= Exercise brief =
Go through the listing and set it down exactly, leaving out its pictures.

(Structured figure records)
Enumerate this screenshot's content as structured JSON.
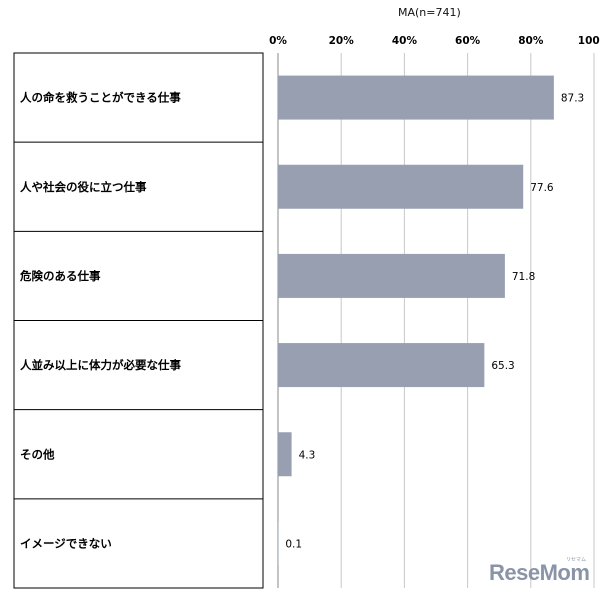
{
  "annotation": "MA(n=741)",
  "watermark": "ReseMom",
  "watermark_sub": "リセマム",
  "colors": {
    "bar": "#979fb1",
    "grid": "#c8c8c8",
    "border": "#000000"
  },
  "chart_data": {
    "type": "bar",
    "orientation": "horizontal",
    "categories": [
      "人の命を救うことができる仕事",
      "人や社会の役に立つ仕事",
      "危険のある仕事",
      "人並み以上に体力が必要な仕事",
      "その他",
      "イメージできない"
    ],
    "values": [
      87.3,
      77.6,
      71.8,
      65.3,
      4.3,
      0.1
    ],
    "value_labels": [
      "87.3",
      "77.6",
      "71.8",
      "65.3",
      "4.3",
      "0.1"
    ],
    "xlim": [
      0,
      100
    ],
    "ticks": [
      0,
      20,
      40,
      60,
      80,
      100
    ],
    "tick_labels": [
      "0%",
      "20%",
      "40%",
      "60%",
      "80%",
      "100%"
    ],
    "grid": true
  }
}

= Response to the exercise =
Enumerate this screenshot's content as structured JSON.
{
  "annotation": "MA(n=741)",
  "watermark": "ReseMom",
  "watermark_sub": "リセマム",
  "colors": {
    "bar": "#979fb1",
    "grid": "#c8c8c8",
    "border": "#000000"
  },
  "chart_data": {
    "type": "bar",
    "orientation": "horizontal",
    "categories": [
      "人の命を救うことができる仕事",
      "人や社会の役に立つ仕事",
      "危険のある仕事",
      "人並み以上に体力が必要な仕事",
      "その他",
      "イメージできない"
    ],
    "values": [
      87.3,
      77.6,
      71.8,
      65.3,
      4.3,
      0.1
    ],
    "value_labels": [
      "87.3",
      "77.6",
      "71.8",
      "65.3",
      "4.3",
      "0.1"
    ],
    "xlim": [
      0,
      100
    ],
    "ticks": [
      0,
      20,
      40,
      60,
      80,
      100
    ],
    "tick_labels": [
      "0%",
      "20%",
      "40%",
      "60%",
      "80%",
      "100%"
    ],
    "grid": true
  }
}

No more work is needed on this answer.